--- THE DATA ---

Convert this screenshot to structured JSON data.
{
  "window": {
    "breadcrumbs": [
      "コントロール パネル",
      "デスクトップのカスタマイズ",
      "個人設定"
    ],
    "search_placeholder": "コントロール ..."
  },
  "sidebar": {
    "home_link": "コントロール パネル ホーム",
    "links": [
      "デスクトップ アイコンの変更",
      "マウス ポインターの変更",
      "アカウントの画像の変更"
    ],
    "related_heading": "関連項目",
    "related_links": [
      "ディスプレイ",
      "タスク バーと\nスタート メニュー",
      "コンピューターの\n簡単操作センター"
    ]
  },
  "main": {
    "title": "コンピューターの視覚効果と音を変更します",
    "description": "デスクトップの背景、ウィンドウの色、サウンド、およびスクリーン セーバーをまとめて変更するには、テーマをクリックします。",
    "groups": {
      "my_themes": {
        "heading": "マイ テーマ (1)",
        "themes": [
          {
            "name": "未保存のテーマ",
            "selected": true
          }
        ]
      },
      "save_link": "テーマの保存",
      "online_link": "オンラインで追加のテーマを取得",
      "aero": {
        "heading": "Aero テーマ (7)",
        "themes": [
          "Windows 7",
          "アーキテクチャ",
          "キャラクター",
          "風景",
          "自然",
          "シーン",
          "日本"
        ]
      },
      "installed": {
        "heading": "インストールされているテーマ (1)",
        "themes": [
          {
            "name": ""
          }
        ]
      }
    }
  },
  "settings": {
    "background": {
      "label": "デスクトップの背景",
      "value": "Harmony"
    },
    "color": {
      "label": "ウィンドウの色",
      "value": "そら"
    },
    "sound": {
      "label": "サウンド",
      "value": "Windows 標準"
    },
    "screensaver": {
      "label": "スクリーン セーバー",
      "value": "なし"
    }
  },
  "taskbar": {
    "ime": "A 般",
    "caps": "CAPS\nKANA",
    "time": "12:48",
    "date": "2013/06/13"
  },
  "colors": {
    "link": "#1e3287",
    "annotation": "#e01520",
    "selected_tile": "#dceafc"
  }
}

---

Reproduce the full listing above, character for character.

--- TASK RESPONSE ---
Convert this screenshot to structured JSON data.
{
  "window": {
    "breadcrumbs": [
      "コントロール パネル",
      "デスクトップのカスタマイズ",
      "個人設定"
    ],
    "search_placeholder": "コントロール ..."
  },
  "sidebar": {
    "home_link": "コントロール パネル ホーム",
    "links": [
      "デスクトップ アイコンの変更",
      "マウス ポインターの変更",
      "アカウントの画像の変更"
    ],
    "related_heading": "関連項目",
    "related_links": [
      "ディスプレイ",
      "タスク バーと\nスタート メニュー",
      "コンピューターの\n簡単操作センター"
    ]
  },
  "main": {
    "title": "コンピューターの視覚効果と音を変更します",
    "description": "デスクトップの背景、ウィンドウの色、サウンド、およびスクリーン セーバーをまとめて変更するには、テーマをクリックします。",
    "groups": {
      "my_themes": {
        "heading": "マイ テーマ (1)",
        "themes": [
          {
            "name": "未保存のテーマ",
            "selected": true
          }
        ]
      },
      "save_link": "テーマの保存",
      "online_link": "オンラインで追加のテーマを取得",
      "aero": {
        "heading": "Aero テーマ (7)",
        "themes": [
          "Windows 7",
          "アーキテクチャ",
          "キャラクター",
          "風景",
          "自然",
          "シーン",
          "日本"
        ]
      },
      "installed": {
        "heading": "インストールされているテーマ (1)",
        "themes": [
          {
            "name": ""
          }
        ]
      }
    }
  },
  "settings": {
    "background": {
      "label": "デスクトップの背景",
      "value": "Harmony"
    },
    "color": {
      "label": "ウィンドウの色",
      "value": "そら"
    },
    "sound": {
      "label": "サウンド",
      "value": "Windows 標準"
    },
    "screensaver": {
      "label": "スクリーン セーバー",
      "value": "なし"
    }
  },
  "taskbar": {
    "ime": "A 般",
    "caps": "CAPS\nKANA",
    "time": "12:48",
    "date": "2013/06/13"
  },
  "colors": {
    "link": "#1e3287",
    "annotation": "#e01520",
    "selected_tile": "#dceafc"
  }
}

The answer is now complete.